* START SUPPLIED ENTRIES *
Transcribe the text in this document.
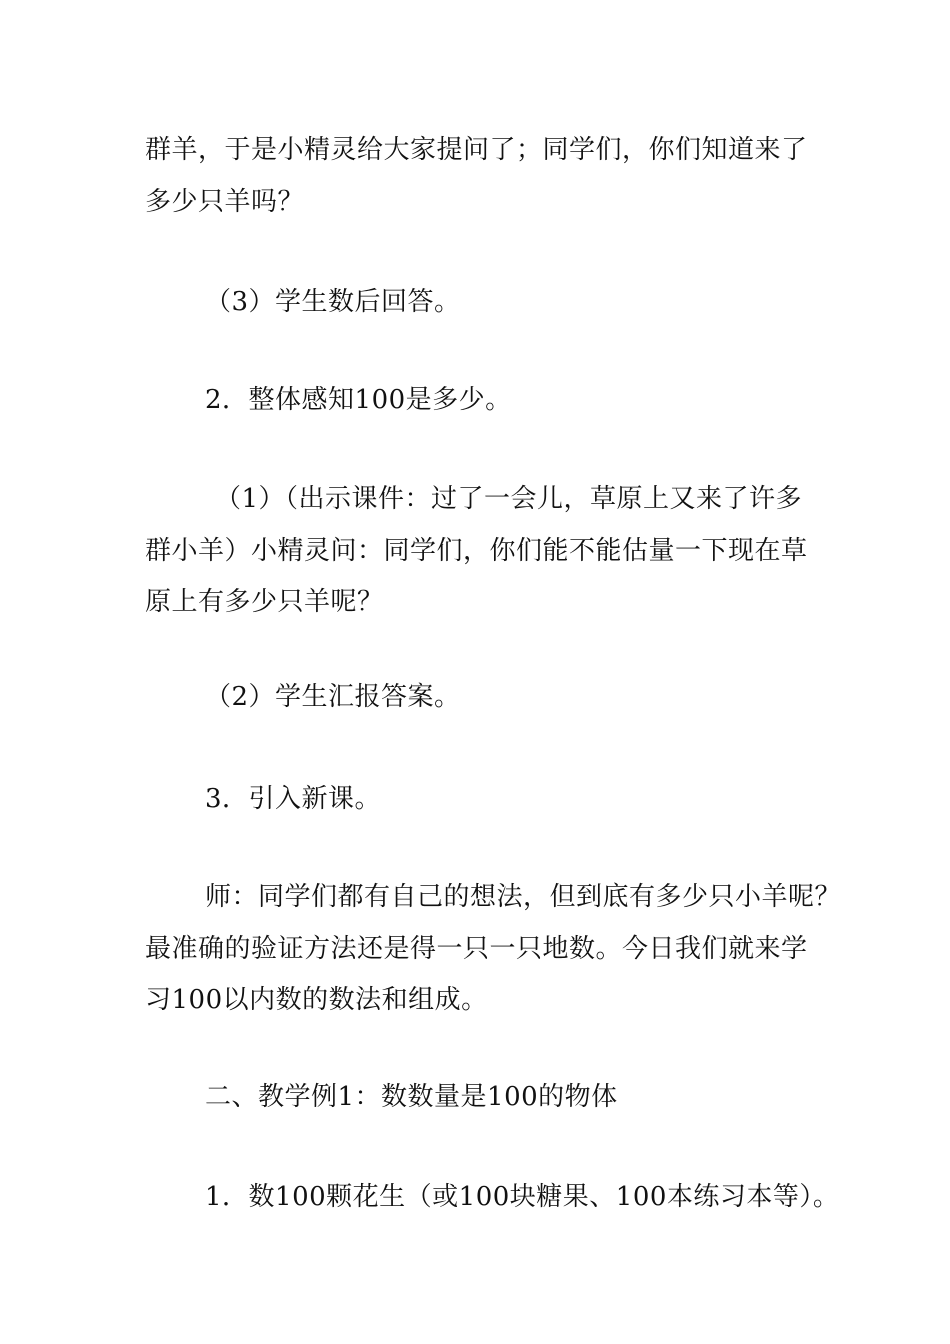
群羊，于是小精灵给大家提问了；同学们，你们知道来了
多少只羊吗？
（3）学生数后回答。
2．整体感知100是多少。
（1）（出示课件：过了一会儿，草原上又来了许多
群小羊）小精灵问：同学们，你们能不能估量一下现在草
原上有多少只羊呢？
（2）学生汇报答案。
3．引入新课。
师：同学们都有自己的想法，但到底有多少只小羊呢？
最准确的验证方法还是得一只一只地数。今日我们就来学
习100以内数的数法和组成。
二、教学例1：数数量是100的物体
1．数100颗花生（或100块糖果、100本练习本等）。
* END SUPPLIED ENTRIES *
**WHAT IS NEEDED:**
Quote the records in full and exactly; skip any image.

**TASK RESULT:**
Transcribe the text in this document.
群羊，于是小精灵给大家提问了；同学们，你们知道来了
多少只羊吗？
（3）学生数后回答。
2．整体感知100是多少。
（1）（出示课件：过了一会儿，草原上又来了许多
群小羊）小精灵问：同学们，你们能不能估量一下现在草
原上有多少只羊呢？
（2）学生汇报答案。
3．引入新课。
师：同学们都有自己的想法，但到底有多少只小羊呢？
最准确的验证方法还是得一只一只地数。今日我们就来学
习100以内数的数法和组成。
二、教学例1：数数量是100的物体
1．数100颗花生（或100块糖果、100本练习本等）。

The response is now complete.